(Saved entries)
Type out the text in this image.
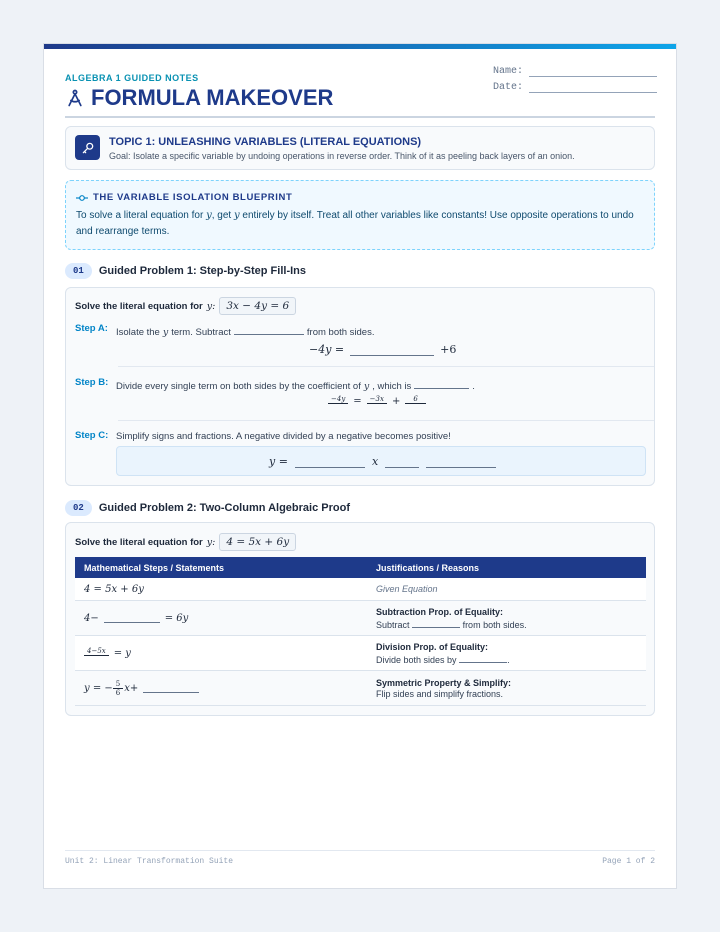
ALGEBRA 1 GUIDED NOTES
FORMULA MAKEOVER
Name:
Date:
TOPIC 1: UNLEASHING VARIABLES (LITERAL EQUATIONS)
Goal: Isolate a specific variable by undoing operations in reverse order. Think of it as peeling back layers of an onion.
THE VARIABLE ISOLATION BLUEPRINT
To solve a literal equation for y, get y entirely by itself. Treat all other variables like constants! Use opposite operations to undo and rearrange terms.
01	Guided Problem 1: Step-by-Step Fill-Ins
Solve the literal equation for y:	3x − 4y = 6
Step A: Isolate the y term. Subtract	from both sides.
−4y =	+6
Step B: Divide every single term on both sides by the coefficient of y , which is	.
−4y =	−3x +	6
Step C: Simplify signs and fractions. A negative divided by a negative becomes positive!
y =	x
02	Guided Problem 2: Two-Column Algebraic Proof
Solve the literal equation for y:	4 = 5x + 6y
Mathematical Steps / Statements	Justifications / Reasons

4 = 5x + 6y	Given Equation

4− = 6y	Subtraction Prop. of Equality:
Subtract from both sides.

4−5x = y	Division Prop. of Equality:
Divide both sides by .

y = − $\frac{5}{6} x+$	Symmetric Property & Simplify:
Flip sides and simplify fractions.
Unit 2: Linear Transformation Suite	Page 1 of 2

> **WORK TO BE COMPLETED**:
Search the data above for the string "both" and return every line that has it.

> **CORRECT RESULT**:
Step A: Isolate the y term. Subtract	from both sides.
Step B: Divide every single term on both sides by the coefficient of y , which is	.
Subtract from both sides.
Divide both sides by .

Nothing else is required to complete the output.